*** Fragmento proporcionado

El gobierno de El Salvador continúa trabajando en la modernización de la infraestructura y los servicios públicos para ofrecer un mejor futuro a la ciudadanía. En esta ocasión, el ministro de Obras Públicas, Romeo Rodríguez, anunció una importante modificación en el sistema de concesión de líneas de transporte público de pasajeros, una iniciativa que promete transformar la calidad y eficiencia del servicio de buses en el país.
A partir del próximo año, el sistema de concesión o permisos para los empresarios de transporte cambiará, lo que permitirá una mayor intervención del Estado en la adquisición de las unidades de transporte, mientras que los empresarios se concentrarán en la operación y el mantenimiento de los buses. «Obviamente, vamos a trabajar con los empresarios, aquí va a cambiar la metodología con la que estamos trabajando con ellos. Normalmente, se les paga una compensación que es un monto pautado, ya fijo, y esa compensación sirve para contrarrestar que no incremente el pasaje», explicó Rodríguez en una reciente entrevista.
Esta modificación será clave para reducir los costos operativos y evitar incrementos injustificados en el pasaje, lo que beneficiará directamente a los usuarios. Además, el Gobierno de El Salvador ha adquirido un total de 1,500 unidades de buses chinos de la empresa Yutong, que ingresarán al país en los últimos meses de 2025. Asimismo, se espera la compra de otros 2,000 buses, aunque el ministro aclaró que «no serán chinos necesariamente» y podrían adquirirse de otros países como la India.
El nuevo sistema de transporte colectivo, además de contar con unidades modernas, estará dotado de tecnología de punta. Los buses tendrán recaudo electrónico, cámaras de seguridad, sistema GPS, aire acondicionado, y espacios para personas con discapacidades. Esto no solo mejorará la experiencia del usuario, sino que también permitirá una mayor fiscalización del servicio para garantizar un subsidio más equitativo y justo para los empresarios.
«Será de una manera más justa, no como normalmente se ha pagado. En Colombia tienen un sistema parecido en el cual se paga concesión al empresario con base en las utilidades o pérdidas que tenga. En El Salvador son más de 10,000 unidades y actualmente no hay control sobre cuáles unidades circulan», indicó Rodríguez, resaltando la importancia del nuevo esquema para optimizar la gestión del transporte.
Otro de los avances en este proceso de modernización es el diseño de nuevas paradas de buses, que están en su fase final. Para garantizar que el sistema funcione de manera eficiente, el Ministerio de Obras Públicas está construyendo un nuevo centro de monitoreo en el plantel La Lechuza, que estará listo en diciembre de este año y se equipará con apoyo del Gobierno de Corea en 2025. Este sistema de monitoreo permitirá un control más efectivo de los tiempos de recorrido y facilitará la gestión de los recursos del transporte.
El vocero de la Mesa Nacional de Transporte, Luis Regalado, expresó que el gremio está preparado para colaborar en la implementación de este nuevo sistema. «Estamos preparándonos para el nuevo sistema de transporte, ya que cuando vengan estas nuevas unidades [los buses chinos] queremos estar listos y solo adecuarnos al resto de exigencias que se pueden tener», indicó Regalado. Asimismo, los empresarios del transporte han comenzado a capacitar a los motoristas para que estén listos para operar las nuevas unidades y brindar un servicio de mejor calidad.

******

Por favor, transcribe una parte del texto sobre el transporte público: comienza en las palabras que contienen "El nuevo sistema de transporte colectivo, además" y detente después de "para los empresarios.".

*** Datos del ejercicio

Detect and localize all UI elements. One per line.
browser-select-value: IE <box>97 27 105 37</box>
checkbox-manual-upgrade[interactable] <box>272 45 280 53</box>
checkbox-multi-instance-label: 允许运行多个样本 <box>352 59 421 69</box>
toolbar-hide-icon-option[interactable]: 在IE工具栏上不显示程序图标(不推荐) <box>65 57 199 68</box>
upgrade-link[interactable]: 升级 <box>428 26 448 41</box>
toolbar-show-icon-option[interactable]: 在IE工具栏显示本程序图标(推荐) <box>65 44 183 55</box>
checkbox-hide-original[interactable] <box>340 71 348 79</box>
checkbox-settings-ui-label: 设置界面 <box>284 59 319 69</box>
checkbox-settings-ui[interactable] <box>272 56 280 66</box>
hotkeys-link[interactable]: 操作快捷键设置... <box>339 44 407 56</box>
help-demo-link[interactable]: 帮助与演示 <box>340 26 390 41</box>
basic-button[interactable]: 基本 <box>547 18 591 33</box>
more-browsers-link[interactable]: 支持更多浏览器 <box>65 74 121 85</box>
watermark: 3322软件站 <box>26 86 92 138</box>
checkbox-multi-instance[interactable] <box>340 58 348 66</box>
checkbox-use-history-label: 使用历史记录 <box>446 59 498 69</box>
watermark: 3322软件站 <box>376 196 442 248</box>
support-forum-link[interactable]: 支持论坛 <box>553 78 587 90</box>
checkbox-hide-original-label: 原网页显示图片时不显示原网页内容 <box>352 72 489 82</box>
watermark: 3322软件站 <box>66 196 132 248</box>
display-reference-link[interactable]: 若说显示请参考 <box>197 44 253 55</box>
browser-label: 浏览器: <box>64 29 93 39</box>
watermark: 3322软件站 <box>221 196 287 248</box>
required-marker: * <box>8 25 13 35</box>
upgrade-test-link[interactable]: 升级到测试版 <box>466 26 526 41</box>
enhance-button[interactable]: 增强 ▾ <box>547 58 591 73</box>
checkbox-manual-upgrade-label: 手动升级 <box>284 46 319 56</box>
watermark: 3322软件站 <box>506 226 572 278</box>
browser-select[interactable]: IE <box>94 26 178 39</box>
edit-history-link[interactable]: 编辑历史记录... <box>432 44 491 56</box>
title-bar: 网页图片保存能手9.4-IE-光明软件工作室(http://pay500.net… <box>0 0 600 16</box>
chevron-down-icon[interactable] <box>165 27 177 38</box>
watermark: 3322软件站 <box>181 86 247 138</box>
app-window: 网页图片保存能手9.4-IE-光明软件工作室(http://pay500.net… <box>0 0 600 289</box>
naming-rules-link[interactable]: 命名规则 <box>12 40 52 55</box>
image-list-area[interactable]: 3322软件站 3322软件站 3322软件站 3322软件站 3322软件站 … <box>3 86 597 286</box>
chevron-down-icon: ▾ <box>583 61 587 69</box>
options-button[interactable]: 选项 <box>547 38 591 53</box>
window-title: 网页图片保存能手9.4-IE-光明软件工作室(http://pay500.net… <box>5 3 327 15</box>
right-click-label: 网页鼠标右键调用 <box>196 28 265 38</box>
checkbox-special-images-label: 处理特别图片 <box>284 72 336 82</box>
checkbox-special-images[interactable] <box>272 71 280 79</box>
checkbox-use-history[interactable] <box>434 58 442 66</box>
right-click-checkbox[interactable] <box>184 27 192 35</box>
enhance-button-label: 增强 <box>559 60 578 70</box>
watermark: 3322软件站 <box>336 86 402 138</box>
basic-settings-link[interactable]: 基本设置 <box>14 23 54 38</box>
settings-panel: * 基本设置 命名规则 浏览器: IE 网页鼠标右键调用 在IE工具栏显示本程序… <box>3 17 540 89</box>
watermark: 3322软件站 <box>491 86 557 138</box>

******

▶ _Respuesta escrita_
El nuevo sistema de transporte colectivo, además de contar con unidades modernas, estará dotado de tecnología de punta. Los buses tendrán recaudo electrónico, cámaras de seguridad, sistema GPS, aire acondicionado, y espacios para personas con discapacidades. Esto no solo mejorará la experiencia del usuario, sino que también permitirá una mayor fiscalización del servicio para garantizar un subsidio más equitativo y justo para los empresarios.